### [Stated problem]
Each line below should be reproduced without any alteration.

### [Records excerpted from a collection]

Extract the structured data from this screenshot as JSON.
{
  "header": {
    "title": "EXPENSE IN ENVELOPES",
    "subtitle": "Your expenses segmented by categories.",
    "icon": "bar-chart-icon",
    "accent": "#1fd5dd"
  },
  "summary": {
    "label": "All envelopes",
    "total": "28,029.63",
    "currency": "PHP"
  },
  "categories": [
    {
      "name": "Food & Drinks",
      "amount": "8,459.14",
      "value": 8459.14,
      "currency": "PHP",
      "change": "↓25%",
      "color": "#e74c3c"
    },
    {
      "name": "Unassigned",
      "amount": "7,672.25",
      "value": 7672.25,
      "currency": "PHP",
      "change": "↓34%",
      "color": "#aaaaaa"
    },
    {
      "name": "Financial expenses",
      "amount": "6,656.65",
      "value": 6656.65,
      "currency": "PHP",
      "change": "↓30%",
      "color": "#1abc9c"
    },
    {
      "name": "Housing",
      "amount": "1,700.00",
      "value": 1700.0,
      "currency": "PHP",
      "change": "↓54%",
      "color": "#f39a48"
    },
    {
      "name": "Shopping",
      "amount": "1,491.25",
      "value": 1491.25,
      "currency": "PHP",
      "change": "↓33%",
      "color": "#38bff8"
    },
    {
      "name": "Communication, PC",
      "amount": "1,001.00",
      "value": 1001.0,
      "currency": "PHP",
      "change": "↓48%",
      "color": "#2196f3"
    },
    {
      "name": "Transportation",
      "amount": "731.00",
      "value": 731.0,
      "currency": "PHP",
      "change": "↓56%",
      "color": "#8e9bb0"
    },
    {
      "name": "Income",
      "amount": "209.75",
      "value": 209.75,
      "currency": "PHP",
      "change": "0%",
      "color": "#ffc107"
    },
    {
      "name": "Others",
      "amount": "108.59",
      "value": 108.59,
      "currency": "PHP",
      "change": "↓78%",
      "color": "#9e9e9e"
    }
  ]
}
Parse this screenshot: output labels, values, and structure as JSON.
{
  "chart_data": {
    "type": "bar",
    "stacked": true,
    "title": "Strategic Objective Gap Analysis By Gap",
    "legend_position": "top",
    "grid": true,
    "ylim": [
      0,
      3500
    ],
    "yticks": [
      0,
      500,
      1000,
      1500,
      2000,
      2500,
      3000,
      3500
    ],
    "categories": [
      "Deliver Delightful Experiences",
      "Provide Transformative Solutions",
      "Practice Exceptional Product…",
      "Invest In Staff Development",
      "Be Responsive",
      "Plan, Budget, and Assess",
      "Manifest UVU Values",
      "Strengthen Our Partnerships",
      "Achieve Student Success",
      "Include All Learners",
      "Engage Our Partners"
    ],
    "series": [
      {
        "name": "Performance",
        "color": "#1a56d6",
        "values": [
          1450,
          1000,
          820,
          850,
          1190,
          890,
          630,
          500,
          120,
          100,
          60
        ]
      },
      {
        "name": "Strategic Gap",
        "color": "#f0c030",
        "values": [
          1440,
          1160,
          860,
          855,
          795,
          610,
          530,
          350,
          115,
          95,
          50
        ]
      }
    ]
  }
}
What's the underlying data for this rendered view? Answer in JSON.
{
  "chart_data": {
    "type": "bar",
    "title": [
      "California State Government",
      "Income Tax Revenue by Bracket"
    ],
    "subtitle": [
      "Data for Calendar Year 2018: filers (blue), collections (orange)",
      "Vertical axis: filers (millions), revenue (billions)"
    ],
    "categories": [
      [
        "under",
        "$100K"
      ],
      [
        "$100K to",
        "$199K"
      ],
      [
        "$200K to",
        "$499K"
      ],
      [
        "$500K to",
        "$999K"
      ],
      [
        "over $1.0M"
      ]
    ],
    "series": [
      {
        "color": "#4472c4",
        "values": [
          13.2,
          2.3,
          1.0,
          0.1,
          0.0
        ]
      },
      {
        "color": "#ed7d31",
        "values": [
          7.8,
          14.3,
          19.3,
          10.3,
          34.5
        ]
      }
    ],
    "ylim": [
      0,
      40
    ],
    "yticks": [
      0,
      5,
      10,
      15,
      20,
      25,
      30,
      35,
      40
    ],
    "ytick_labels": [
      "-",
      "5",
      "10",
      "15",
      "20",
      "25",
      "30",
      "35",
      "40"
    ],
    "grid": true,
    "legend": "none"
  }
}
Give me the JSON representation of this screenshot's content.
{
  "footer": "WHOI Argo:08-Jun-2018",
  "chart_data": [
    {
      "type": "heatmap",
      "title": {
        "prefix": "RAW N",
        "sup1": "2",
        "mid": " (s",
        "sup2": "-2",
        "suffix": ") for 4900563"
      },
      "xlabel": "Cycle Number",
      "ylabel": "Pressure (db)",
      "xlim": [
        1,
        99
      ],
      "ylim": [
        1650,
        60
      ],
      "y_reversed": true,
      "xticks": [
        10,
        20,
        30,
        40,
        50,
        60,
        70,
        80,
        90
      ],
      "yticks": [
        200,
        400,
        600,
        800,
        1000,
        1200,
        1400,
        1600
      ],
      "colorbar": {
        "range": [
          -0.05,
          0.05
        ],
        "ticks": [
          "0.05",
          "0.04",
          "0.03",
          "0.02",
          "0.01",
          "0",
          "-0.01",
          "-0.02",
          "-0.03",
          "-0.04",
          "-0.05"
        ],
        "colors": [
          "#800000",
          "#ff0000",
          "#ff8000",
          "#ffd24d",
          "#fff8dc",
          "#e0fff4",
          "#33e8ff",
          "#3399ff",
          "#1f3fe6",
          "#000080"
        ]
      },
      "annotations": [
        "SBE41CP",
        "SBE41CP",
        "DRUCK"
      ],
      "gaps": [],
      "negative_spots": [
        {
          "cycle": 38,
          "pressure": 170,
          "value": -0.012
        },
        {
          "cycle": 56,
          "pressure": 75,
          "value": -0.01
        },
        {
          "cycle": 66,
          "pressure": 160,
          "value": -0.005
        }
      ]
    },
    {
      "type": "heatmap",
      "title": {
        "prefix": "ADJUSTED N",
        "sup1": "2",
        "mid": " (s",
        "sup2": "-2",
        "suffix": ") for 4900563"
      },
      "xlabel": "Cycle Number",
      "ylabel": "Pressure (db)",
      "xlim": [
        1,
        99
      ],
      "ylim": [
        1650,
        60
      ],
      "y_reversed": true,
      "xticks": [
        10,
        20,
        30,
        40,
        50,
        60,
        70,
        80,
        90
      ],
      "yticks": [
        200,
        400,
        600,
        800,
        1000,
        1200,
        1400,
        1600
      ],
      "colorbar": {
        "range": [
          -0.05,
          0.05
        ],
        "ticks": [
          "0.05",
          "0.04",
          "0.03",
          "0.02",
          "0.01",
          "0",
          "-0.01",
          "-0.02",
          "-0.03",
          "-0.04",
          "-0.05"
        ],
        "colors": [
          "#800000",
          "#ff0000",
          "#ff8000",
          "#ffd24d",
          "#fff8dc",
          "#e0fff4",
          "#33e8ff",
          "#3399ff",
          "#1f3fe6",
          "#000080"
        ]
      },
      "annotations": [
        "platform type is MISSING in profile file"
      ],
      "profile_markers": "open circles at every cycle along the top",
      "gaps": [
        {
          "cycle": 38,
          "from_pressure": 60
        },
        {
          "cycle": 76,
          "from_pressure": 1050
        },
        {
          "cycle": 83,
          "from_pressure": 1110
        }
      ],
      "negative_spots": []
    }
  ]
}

### [Solved problem]
Extract the structured data from this screenshot as JSON.
{
  "header": {
    "title": "EXPENSE IN ENVELOPES",
    "subtitle": "Your expenses segmented by categories.",
    "icon": "bar-chart-icon",
    "accent": "#1fd5dd"
  },
  "summary": {
    "label": "All envelopes",
    "total": "28,029.63",
    "currency": "PHP"
  },
  "categories": [
    {
      "name": "Food & Drinks",
      "amount": "8,459.14",
      "value": 8459.14,
      "currency": "PHP",
      "change": "↓25%",
      "color": "#e74c3c"
    },
    {
      "name": "Unassigned",
      "amount": "7,672.25",
      "value": 7672.25,
      "currency": "PHP",
      "change": "↓34%",
      "color": "#aaaaaa"
    },
    {
      "name": "Financial expenses",
      "amount": "6,656.65",
      "value": 6656.65,
      "currency": "PHP",
      "change": "↓30%",
      "color": "#1abc9c"
    },
    {
      "name": "Housing",
      "amount": "1,700.00",
      "value": 1700.0,
      "currency": "PHP",
      "change": "↓54%",
      "color": "#f39a48"
    },
    {
      "name": "Shopping",
      "amount": "1,491.25",
      "value": 1491.25,
      "currency": "PHP",
      "change": "↓33%",
      "color": "#38bff8"
    },
    {
      "name": "Communication, PC",
      "amount": "1,001.00",
      "value": 1001.0,
      "currency": "PHP",
      "change": "↓48%",
      "color": "#2196f3"
    },
    {
      "name": "Transportation",
      "amount": "731.00",
      "value": 731.0,
      "currency": "PHP",
      "change": "↓56%",
      "color": "#8e9bb0"
    },
    {
      "name": "Income",
      "amount": "209.75",
      "value": 209.75,
      "currency": "PHP",
      "change": "0%",
      "color": "#ffc107"
    },
    {
      "name": "Others",
      "amount": "108.59",
      "value": 108.59,
      "currency": "PHP",
      "change": "↓78%",
      "color": "#9e9e9e"
    }
  ]
}
Parse this screenshot: output labels, values, and structure as JSON.
{
  "chart_data": {
    "type": "bar",
    "stacked": true,
    "title": "Strategic Objective Gap Analysis By Gap",
    "legend_position": "top",
    "grid": true,
    "ylim": [
      0,
      3500
    ],
    "yticks": [
      0,
      500,
      1000,
      1500,
      2000,
      2500,
      3000,
      3500
    ],
    "categories": [
      "Deliver Delightful Experiences",
      "Provide Transformative Solutions",
      "Practice Exceptional Product…",
      "Invest In Staff Development",
      "Be Responsive",
      "Plan, Budget, and Assess",
      "Manifest UVU Values",
      "Strengthen Our Partnerships",
      "Achieve Student Success",
      "Include All Learners",
      "Engage Our Partners"
    ],
    "series": [
      {
        "name": "Performance",
        "color": "#1a56d6",
        "values": [
          1450,
          1000,
          820,
          850,
          1190,
          890,
          630,
          500,
          120,
          100,
          60
        ]
      },
      {
        "name": "Strategic Gap",
        "color": "#f0c030",
        "values": [
          1440,
          1160,
          860,
          855,
          795,
          610,
          530,
          350,
          115,
          95,
          50
        ]
      }
    ]
  }
}
What's the underlying data for this rendered view? Answer in JSON.
{
  "chart_data": {
    "type": "bar",
    "title": [
      "California State Government",
      "Income Tax Revenue by Bracket"
    ],
    "subtitle": [
      "Data for Calendar Year 2018: filers (blue), collections (orange)",
      "Vertical axis: filers (millions), revenue (billions)"
    ],
    "categories": [
      [
        "under",
        "$100K"
      ],
      [
        "$100K to",
        "$199K"
      ],
      [
        "$200K to",
        "$499K"
      ],
      [
        "$500K to",
        "$999K"
      ],
      [
        "over $1.0M"
      ]
    ],
    "series": [
      {
        "color": "#4472c4",
        "values": [
          13.2,
          2.3,
          1.0,
          0.1,
          0.0
        ]
      },
      {
        "color": "#ed7d31",
        "values": [
          7.8,
          14.3,
          19.3,
          10.3,
          34.5
        ]
      }
    ],
    "ylim": [
      0,
      40
    ],
    "yticks": [
      0,
      5,
      10,
      15,
      20,
      25,
      30,
      35,
      40
    ],
    "ytick_labels": [
      "-",
      "5",
      "10",
      "15",
      "20",
      "25",
      "30",
      "35",
      "40"
    ],
    "grid": true,
    "legend": "none"
  }
}
Give me the JSON representation of this screenshot's content.
{
  "footer": "WHOI Argo:08-Jun-2018",
  "chart_data": [
    {
      "type": "heatmap",
      "title": {
        "prefix": "RAW N",
        "sup1": "2",
        "mid": " (s",
        "sup2": "-2",
        "suffix": ") for 4900563"
      },
      "xlabel": "Cycle Number",
      "ylabel": "Pressure (db)",
      "xlim": [
        1,
        99
      ],
      "ylim": [
        1650,
        60
      ],
      "y_reversed": true,
      "xticks": [
        10,
        20,
        30,
        40,
        50,
        60,
        70,
        80,
        90
      ],
      "yticks": [
        200,
        400,
        600,
        800,
        1000,
        1200,
        1400,
        1600
      ],
      "colorbar": {
        "range": [
          -0.05,
          0.05
        ],
        "ticks": [
          "0.05",
          "0.04",
          "0.03",
          "0.02",
          "0.01",
          "0",
          "-0.01",
          "-0.02",
          "-0.03",
          "-0.04",
          "-0.05"
        ],
        "colors": [
          "#800000",
          "#ff0000",
          "#ff8000",
          "#ffd24d",
          "#fff8dc",
          "#e0fff4",
          "#33e8ff",
          "#3399ff",
          "#1f3fe6",
          "#000080"
        ]
      },
      "annotations": [
        "SBE41CP",
        "SBE41CP",
        "DRUCK"
      ],
      "gaps": [],
      "negative_spots": [
        {
          "cycle": 38,
          "pressure": 170,
          "value": -0.012
        },
        {
          "cycle": 56,
          "pressure": 75,
          "value": -0.01
        },
        {
          "cycle": 66,
          "pressure": 160,
          "value": -0.005
        }
      ]
    },
    {
      "type": "heatmap",
      "title": {
        "prefix": "ADJUSTED N",
        "sup1": "2",
        "mid": " (s",
        "sup2": "-2",
        "suffix": ") for 4900563"
      },
      "xlabel": "Cycle Number",
      "ylabel": "Pressure (db)",
      "xlim": [
        1,
        99
      ],
      "ylim": [
        1650,
        60
      ],
      "y_reversed": true,
      "xticks": [
        10,
        20,
        30,
        40,
        50,
        60,
        70,
        80,
        90
      ],
      "yticks": [
        200,
        400,
        600,
        800,
        1000,
        1200,
        1400,
        1600
      ],
      "colorbar": {
        "range": [
          -0.05,
          0.05
        ],
        "ticks": [
          "0.05",
          "0.04",
          "0.03",
          "0.02",
          "0.01",
          "0",
          "-0.01",
          "-0.02",
          "-0.03",
          "-0.04",
          "-0.05"
        ],
        "colors": [
          "#800000",
          "#ff0000",
          "#ff8000",
          "#ffd24d",
          "#fff8dc",
          "#e0fff4",
          "#33e8ff",
          "#3399ff",
          "#1f3fe6",
          "#000080"
        ]
      },
      "annotations": [
        "platform type is MISSING in profile file"
      ],
      "profile_markers": "open circles at every cycle along the top",
      "gaps": [
        {
          "cycle": 38,
          "from_pressure": 60
        },
        {
          "cycle": 76,
          "from_pressure": 1050
        },
        {
          "cycle": 83,
          "from_pressure": 1110
        }
      ],
      "negative_spots": []
    }
  ]
}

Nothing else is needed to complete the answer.